### Exercise details
Extract the text of each entry below exactly, leaving every image behind.
——
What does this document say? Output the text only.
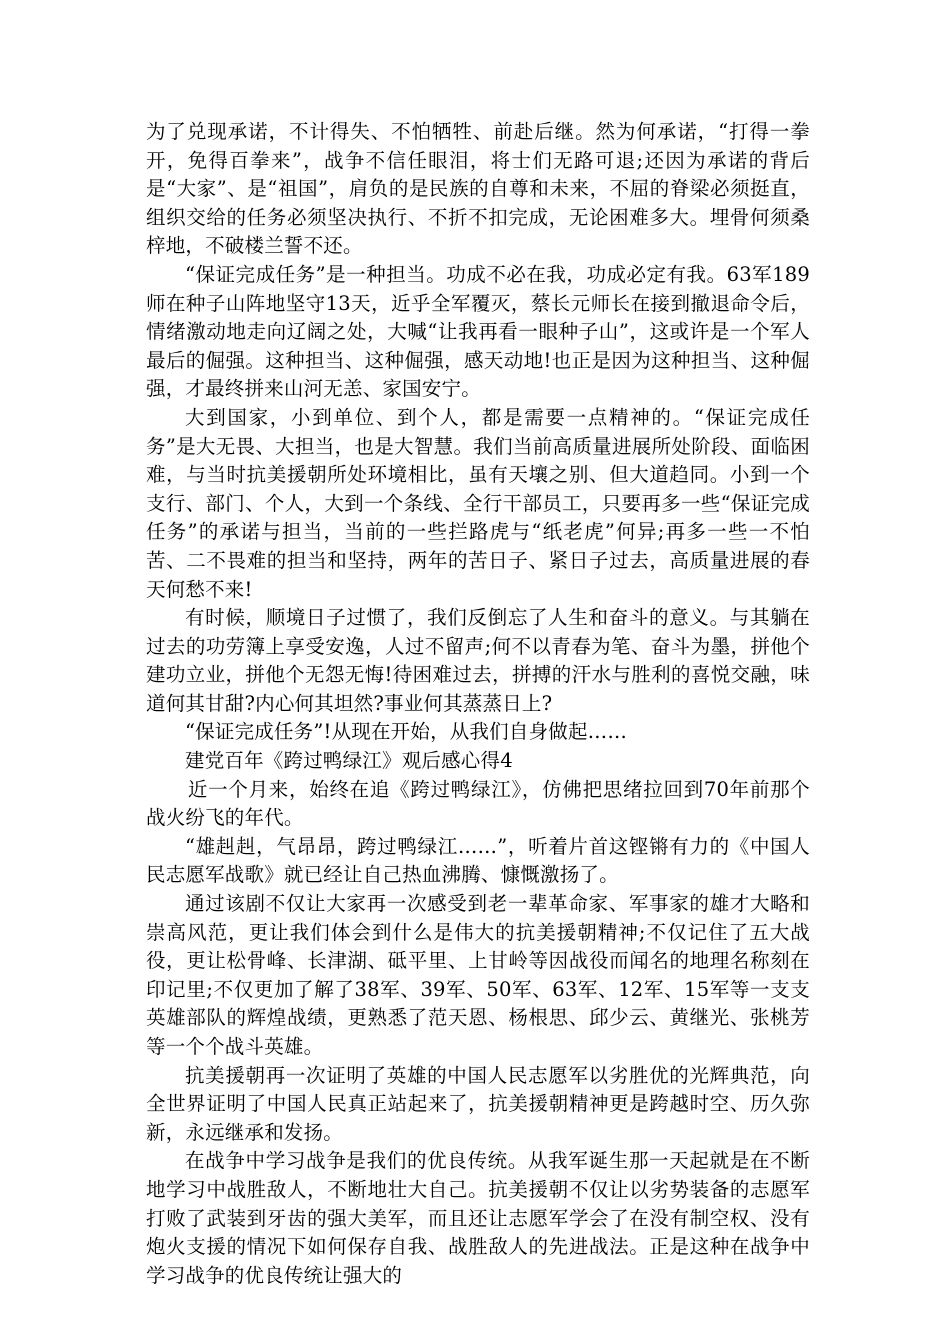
为了兑现承诺，不计得失、不怕牺牲、前赴后继。然为何承诺，“打得一拳开，免得百拳来”，战争不信任眼泪，将士们无路可退;还因为承诺的背后是“大家”、是“祖国”，肩负的是民族的自尊和未来，不屈的脊梁必须挺直，组织交给的任务必须坚决执行、不折不扣完成，无论困难多大。埋骨何须桑梓地，不破楼兰誓不还。

“保证完成任务”是一种担当。功成不必在我，功成必定有我。63军189师在种子山阵地坚守13天，近乎全军覆灭，蔡长元师长在接到撤退命令后，情绪激动地走向辽阔之处，大喊“让我再看一眼种子山”，这或许是一个军人最后的倔强。这种担当、这种倔强，感天动地!也正是因为这种担当、这种倔强，才最终拼来山河无恙、家国安宁。

大到国家，小到单位、到个人，都是需要一点精神的。“保证完成任务”是大无畏、大担当，也是大智慧。我们当前高质量进展所处阶段、面临困难，与当时抗美援朝所处环境相比，虽有天壤之别、但大道趋同。小到一个支行、部门、个人，大到一个条线、全行干部员工，只要再多一些“保证完成任务”的承诺与担当，当前的一些拦路虎与“纸老虎”何异;再多一些一不怕苦、二不畏难的担当和坚持，两年的苦日子、紧日子过去，高质量进展的春天何愁不来!

有时候，顺境日子过惯了，我们反倒忘了人生和奋斗的意义。与其躺在过去的功劳簿上享受安逸，人过不留声;何不以青春为笔、奋斗为墨，拼他个建功立业，拼他个无怨无悔!待困难过去，拼搏的汗水与胜利的喜悦交融，味道何其甘甜?内心何其坦然?事业何其蒸蒸日上?

“保证完成任务”!从现在开始，从我们自身做起……

建党百年《跨过鸭绿江》观后感心得4

近一个月来，始终在追《跨过鸭绿江》，仿佛把思绪拉回到70年前那个战火纷飞的年代。

“雄赳赳，气昂昂，跨过鸭绿江……”，听着片首这铿锵有力的《中国人民志愿军战歌》就已经让自己热血沸腾、慷慨激扬了。

通过该剧不仅让大家再一次感受到老一辈革命家、军事家的雄才大略和崇高风范，更让我们体会到什么是伟大的抗美援朝精神;不仅记住了五大战役，更让松骨峰、长津湖、砥平里、上甘岭等因战役而闻名的地理名称刻在印记里;不仅更加了解了38军、39军、50军、63军、12军、15军等一支支英雄部队的辉煌战绩，更熟悉了范天恩、杨根思、邱少云、黄继光、张桃芳等一个个战斗英雄。

抗美援朝再一次证明了英雄的中国人民志愿军以劣胜优的光辉典范，向全世界证明了中国人民真正站起来了，抗美援朝精神更是跨越时空、历久弥新，永远继承和发扬。

在战争中学习战争是我们的优良传统。从我军诞生那一天起就是在不断地学习中战胜敌人，不断地壮大自己。抗美援朝不仅让以劣势装备的志愿军打败了武装到牙齿的强大美军，而且还让志愿军学会了在没有制空权、没有炮火支援的情况下如何保存自我、战胜敌人的先进战法。正是这种在战争中学习战争的优良传统让强大的
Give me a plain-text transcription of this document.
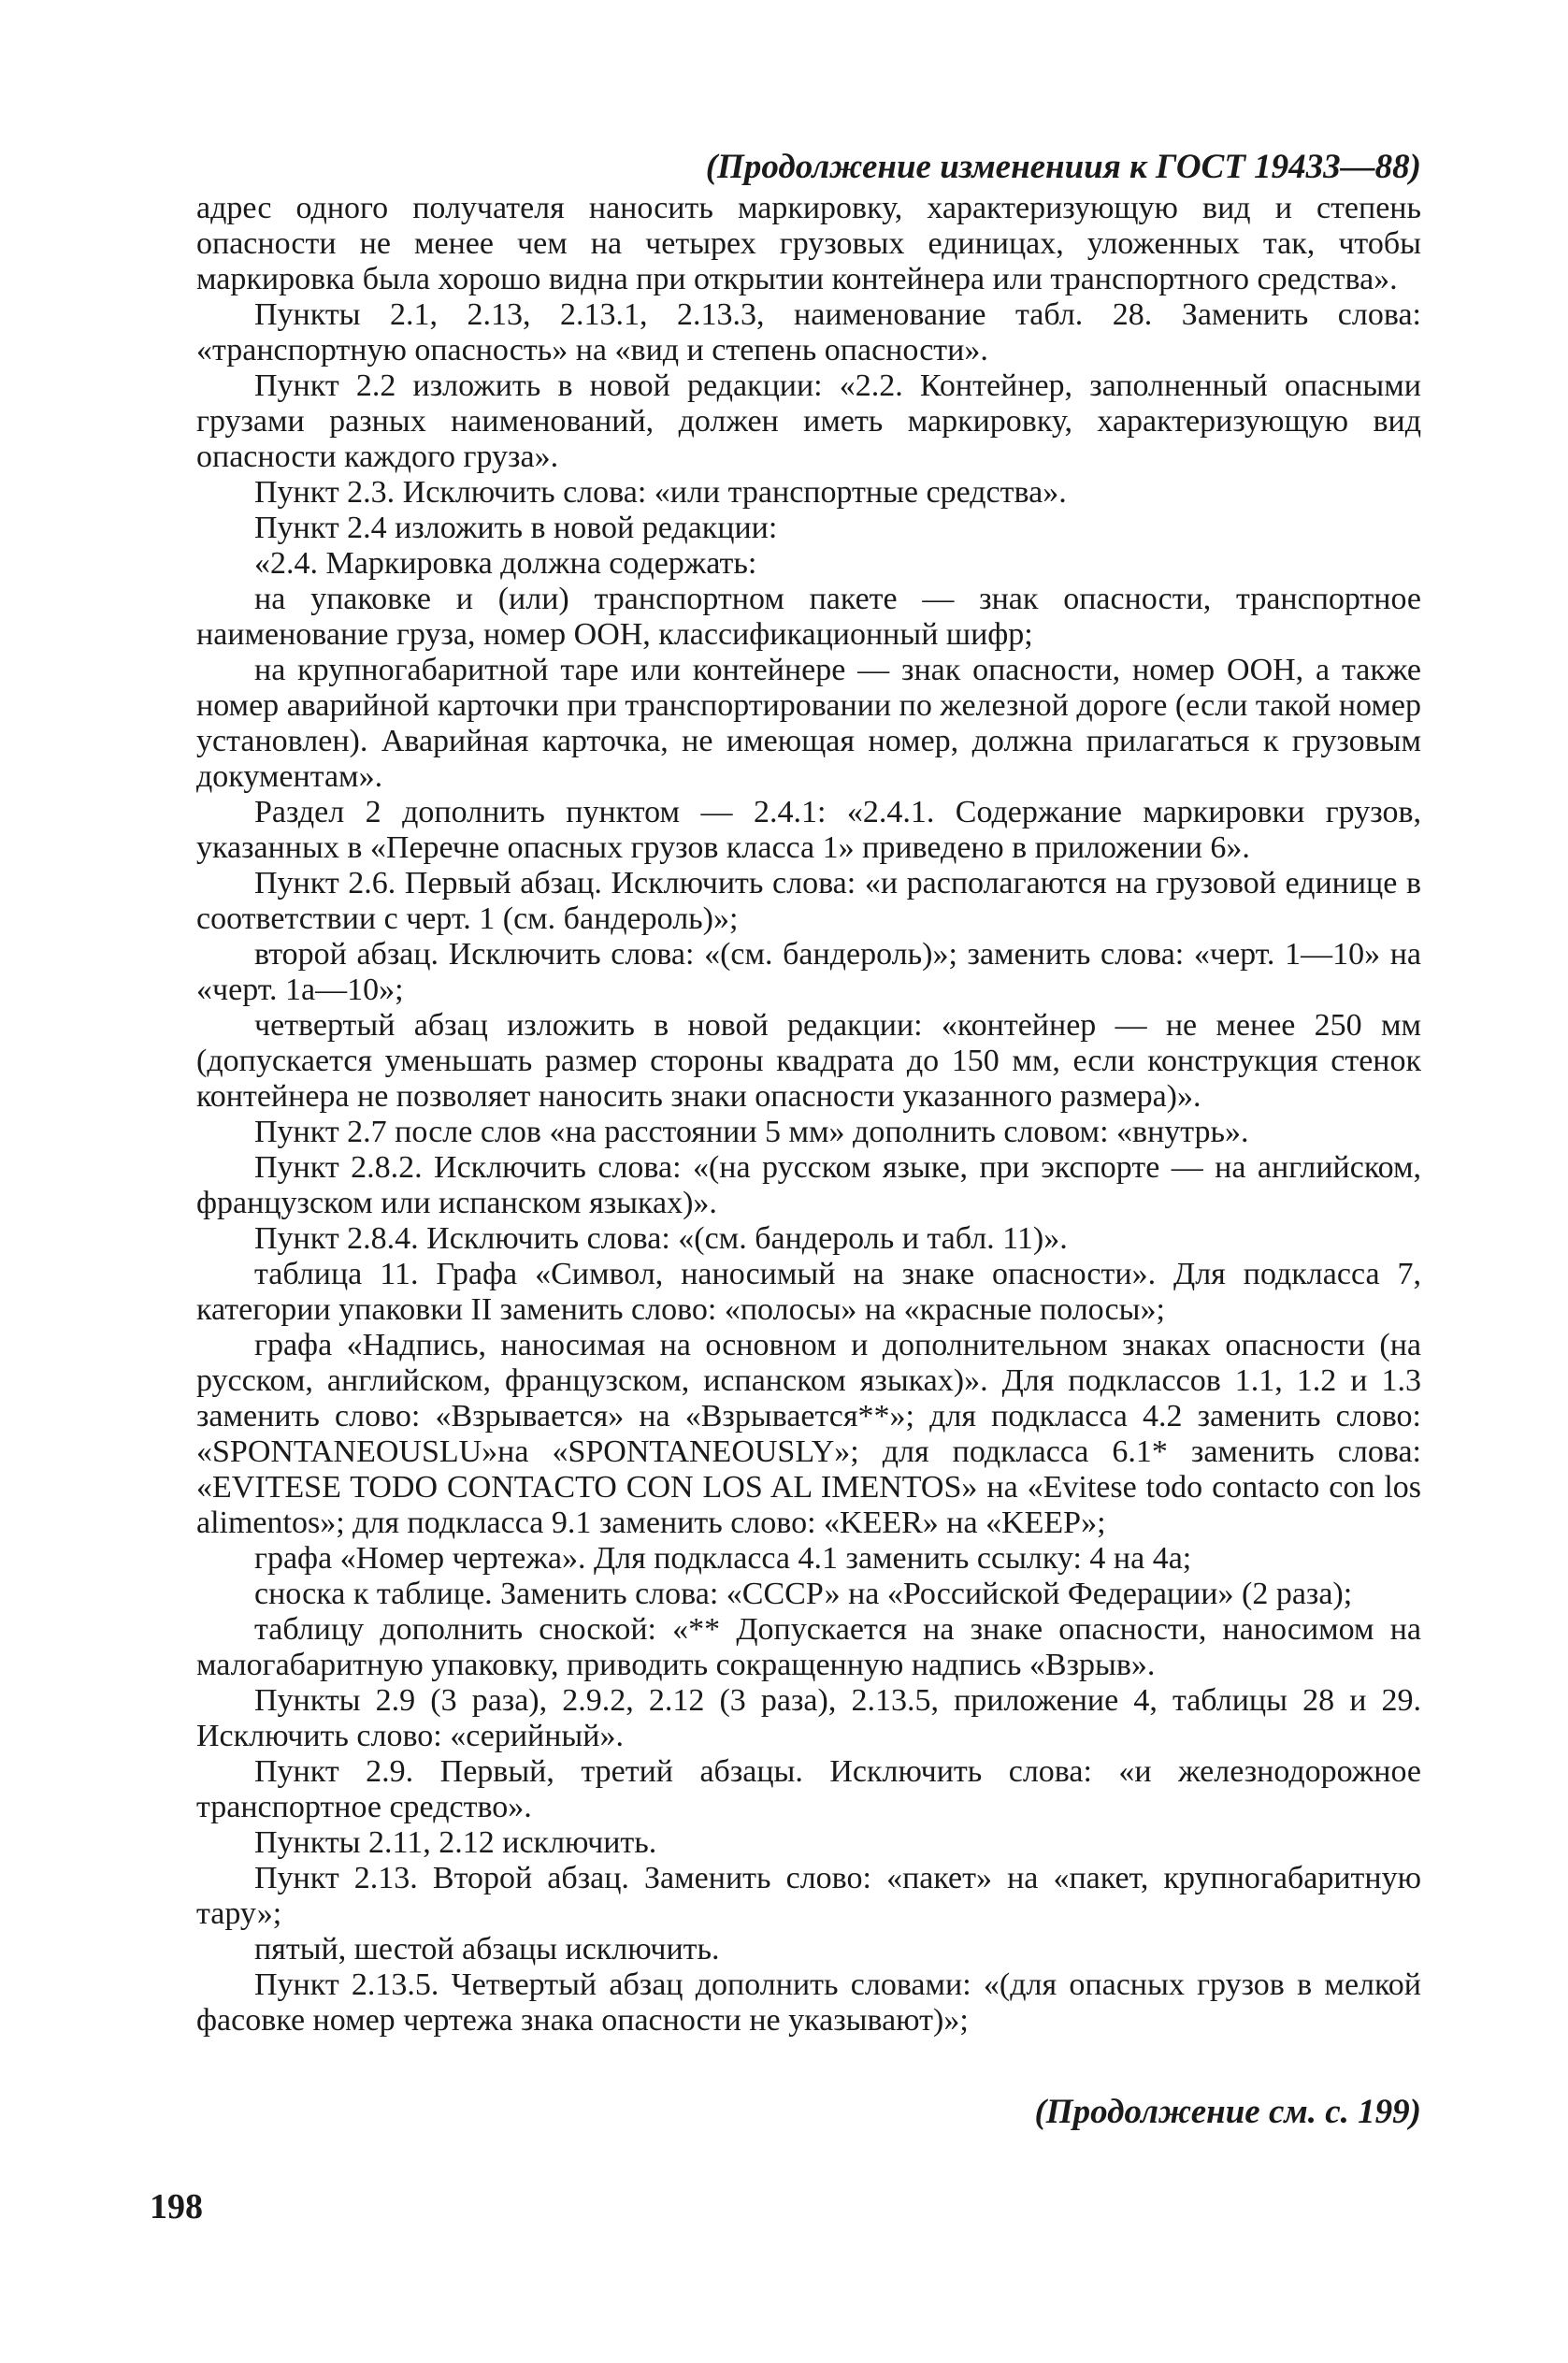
(Продолжение изменениия к ГОСТ 19433—88)

адрес одного получателя наносить маркировку, характеризующую вид и степень опасности не менее чем на четырех грузовых единицах, уложенных так, чтобы маркировка была хорошо видна при открытии контейнера или транспортного средства».

Пункты 2.1, 2.13, 2.13.1, 2.13.3, наименование табл. 28. Заменить слова: «транспортную опасность» на «вид и степень опасности».

Пункт 2.2 изложить в новой редакции: «2.2. Контейнер, заполненный опасными грузами разных наименований, должен иметь маркировку, характеризующую вид опасности каждого груза».

Пункт 2.3. Исключить слова: «или транспортные средства».

Пункт 2.4 изложить в новой редакции:

«2.4. Маркировка должна содержать:

на упаковке и (или) транспортном пакете — знак опасности, транспортное наименование груза, номер ООН, классификационный шифр;

на крупногабаритной таре или контейнере — знак опасности, номер ООН, а также номер аварийной карточки при транспортировании по железной дороге (если такой номер установлен). Аварийная карточка, не имеющая номер, должна прилагаться к грузовым документам».

Раздел 2 дополнить пунктом — 2.4.1: «2.4.1. Содержание маркировки грузов, указанных в «Перечне опасных грузов класса 1» приведено в приложении 6».

Пункт 2.6. Первый абзац. Исключить слова: «и располагаются на грузовой единице в соответствии с черт. 1 (см. бандероль)»;

второй абзац. Исключить слова: «(см. бандероль)»; заменить слова: «черт. 1—10» на «черт. 1а—10»;

четвертый абзац изложить в новой редакции: «контейнер — не менее 250 мм (допускается уменьшать размер стороны квадрата до 150 мм, если конструкция стенок контейнера не позволяет наносить знаки опасности указанного размера)».

Пункт 2.7 после слов «на расстоянии 5 мм» дополнить словом: «внутрь».

Пункт 2.8.2. Исключить слова: «(на русском языке, при экспорте — на английском, французском или испанском языках)».

Пункт 2.8.4. Исключить слова: «(см. бандероль и табл. 11)».

таблица 11. Графа «Символ, наносимый на знаке опасности». Для подкласса 7, категории упаковки II заменить слово: «полосы» на «красные полосы»;

графа «Надпись, наносимая на основном и дополнительном знаках опасности (на русском, английском, французском, испанском языках)». Для подклассов 1.1, 1.2 и 1.3 заменить слово: «Взрывается» на «Взрывается**»; для подкласса 4.2 заменить слово: «SPONTANEOUSLU»на «SPONTANEOUSLY»; для подкласса 6.1* заменить слова: «EVITESE TODO CONTACTO CON LOS AL IMENTOS» на «Evitese todo contacto con los alimentos»; для подкласса 9.1 заменить слово: «KEER» на «KEEP»;

графа «Номер чертежа». Для подкласса 4.1 заменить ссылку: 4 на 4а;

сноска к таблице. Заменить слова: «СССР» на «Российской Федерации» (2 раза);

таблицу дополнить сноской: «** Допускается на знаке опасности, наносимом на малогабаритную упаковку, приводить сокращенную надпись «Взрыв».

Пункты 2.9 (3 раза), 2.9.2, 2.12 (3 раза), 2.13.5, приложение 4, таблицы 28 и 29. Исключить слово: «серийный».

Пункт 2.9. Первый, третий абзацы. Исключить слова: «и железнодорожное транспортное средство».

Пункты 2.11, 2.12 исключить.

Пункт 2.13. Второй абзац. Заменить слово: «пакет» на «пакет, крупногабаритную тару»;

пятый, шестой абзацы исключить.

Пункт 2.13.5. Четвертый абзац дополнить словами: «(для опасных грузов в мелкой фасовке номер чертежа знака опасности не указывают)»;

(Продолжение см. с. 199)
198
——
### Result of this task
What does this document say? Output the text only.
为了兑现承诺，不计得失、不怕牺牲、前赴后继。然为何承诺，“打得一拳开，免得百拳来”，战争不信任眼泪，将士们无路可退;还因为承诺的背后是“大家”、是“祖国”，肩负的是民族的自尊和未来，不屈的脊梁必须挺直，组织交给的任务必须坚决执行、不折不扣完成，无论困难多大。埋骨何须桑梓地，不破楼兰誓不还。

“保证完成任务”是一种担当。功成不必在我，功成必定有我。63军189师在种子山阵地坚守13天，近乎全军覆灭，蔡长元师长在接到撤退命令后，情绪激动地走向辽阔之处，大喊“让我再看一眼种子山”，这或许是一个军人最后的倔强。这种担当、这种倔强，感天动地!也正是因为这种担当、这种倔强，才最终拼来山河无恙、家国安宁。

大到国家，小到单位、到个人，都是需要一点精神的。“保证完成任务”是大无畏、大担当，也是大智慧。我们当前高质量进展所处阶段、面临困难，与当时抗美援朝所处环境相比，虽有天壤之别、但大道趋同。小到一个支行、部门、个人，大到一个条线、全行干部员工，只要再多一些“保证完成任务”的承诺与担当，当前的一些拦路虎与“纸老虎”何异;再多一些一不怕苦、二不畏难的担当和坚持，两年的苦日子、紧日子过去，高质量进展的春天何愁不来!

有时候，顺境日子过惯了，我们反倒忘了人生和奋斗的意义。与其躺在过去的功劳簿上享受安逸，人过不留声;何不以青春为笔、奋斗为墨，拼他个建功立业，拼他个无怨无悔!待困难过去，拼搏的汗水与胜利的喜悦交融，味道何其甘甜?内心何其坦然?事业何其蒸蒸日上?

“保证完成任务”!从现在开始，从我们自身做起……

建党百年《跨过鸭绿江》观后感心得4

近一个月来，始终在追《跨过鸭绿江》，仿佛把思绪拉回到70年前那个战火纷飞的年代。

“雄赳赳，气昂昂，跨过鸭绿江……”，听着片首这铿锵有力的《中国人民志愿军战歌》就已经让自己热血沸腾、慷慨激扬了。

通过该剧不仅让大家再一次感受到老一辈革命家、军事家的雄才大略和崇高风范，更让我们体会到什么是伟大的抗美援朝精神;不仅记住了五大战役，更让松骨峰、长津湖、砥平里、上甘岭等因战役而闻名的地理名称刻在印记里;不仅更加了解了38军、39军、50军、63军、12军、15军等一支支英雄部队的辉煌战绩，更熟悉了范天恩、杨根思、邱少云、黄继光、张桃芳等一个个战斗英雄。

抗美援朝再一次证明了英雄的中国人民志愿军以劣胜优的光辉典范，向全世界证明了中国人民真正站起来了，抗美援朝精神更是跨越时空、历久弥新，永远继承和发扬。

在战争中学习战争是我们的优良传统。从我军诞生那一天起就是在不断地学习中战胜敌人，不断地壮大自己。抗美援朝不仅让以劣势装备的志愿军打败了武装到牙齿的强大美军，而且还让志愿军学会了在没有制空权、没有炮火支援的情况下如何保存自我、战胜敌人的先进战法。正是这种在战争中学习战争的优良传统让强大的
Give me a plain-text transcription of this document.
(Продолжение изменениия к ГОСТ 19433—88)

адрес одного получателя наносить маркировку, характеризующую вид и степень опасности не менее чем на четырех грузовых единицах, уложенных так, чтобы маркировка была хорошо видна при открытии контейнера или транспортного средства».

Пункты 2.1, 2.13, 2.13.1, 2.13.3, наименование табл. 28. Заменить слова: «транспортную опасность» на «вид и степень опасности».

Пункт 2.2 изложить в новой редакции: «2.2. Контейнер, заполненный опасными грузами разных наименований, должен иметь маркировку, характеризующую вид опасности каждого груза».

Пункт 2.3. Исключить слова: «или транспортные средства».

Пункт 2.4 изложить в новой редакции:

«2.4. Маркировка должна содержать:

на упаковке и (или) транспортном пакете — знак опасности, транспортное наименование груза, номер ООН, классификационный шифр;

на крупногабаритной таре или контейнере — знак опасности, номер ООН, а также номер аварийной карточки при транспортировании по железной дороге (если такой номер установлен). Аварийная карточка, не имеющая номер, должна прилагаться к грузовым документам».

Раздел 2 дополнить пунктом — 2.4.1: «2.4.1. Содержание маркировки грузов, указанных в «Перечне опасных грузов класса 1» приведено в приложении 6».

Пункт 2.6. Первый абзац. Исключить слова: «и располагаются на грузовой единице в соответствии с черт. 1 (см. бандероль)»;

второй абзац. Исключить слова: «(см. бандероль)»; заменить слова: «черт. 1—10» на «черт. 1а—10»;

четвертый абзац изложить в новой редакции: «контейнер — не менее 250 мм (допускается уменьшать размер стороны квадрата до 150 мм, если конструкция стенок контейнера не позволяет наносить знаки опасности указанного размера)».

Пункт 2.7 после слов «на расстоянии 5 мм» дополнить словом: «внутрь».

Пункт 2.8.2. Исключить слова: «(на русском языке, при экспорте — на английском, французском или испанском языках)».

Пункт 2.8.4. Исключить слова: «(см. бандероль и табл. 11)».

таблица 11. Графа «Символ, наносимый на знаке опасности». Для подкласса 7, категории упаковки II заменить слово: «полосы» на «красные полосы»;

графа «Надпись, наносимая на основном и дополнительном знаках опасности (на русском, английском, французском, испанском языках)». Для подклассов 1.1, 1.2 и 1.3 заменить слово: «Взрывается» на «Взрывается**»; для подкласса 4.2 заменить слово: «SPONTANEOUSLU»на «SPONTANEOUSLY»; для подкласса 6.1* заменить слова: «EVITESE TODO CONTACTO CON LOS AL IMENTOS» на «Evitese todo contacto con los alimentos»; для подкласса 9.1 заменить слово: «KEER» на «KEEP»;

графа «Номер чертежа». Для подкласса 4.1 заменить ссылку: 4 на 4а;

сноска к таблице. Заменить слова: «СССР» на «Российской Федерации» (2 раза);

таблицу дополнить сноской: «** Допускается на знаке опасности, наносимом на малогабаритную упаковку, приводить сокращенную надпись «Взрыв».

Пункты 2.9 (3 раза), 2.9.2, 2.12 (3 раза), 2.13.5, приложение 4, таблицы 28 и 29. Исключить слово: «серийный».

Пункт 2.9. Первый, третий абзацы. Исключить слова: «и железнодорожное транспортное средство».

Пункты 2.11, 2.12 исключить.

Пункт 2.13. Второй абзац. Заменить слово: «пакет» на «пакет, крупногабаритную тару»;

пятый, шестой абзацы исключить.

Пункт 2.13.5. Четвертый абзац дополнить словами: «(для опасных грузов в мелкой фасовке номер чертежа знака опасности не указывают)»;

(Продолжение см. с. 199)
198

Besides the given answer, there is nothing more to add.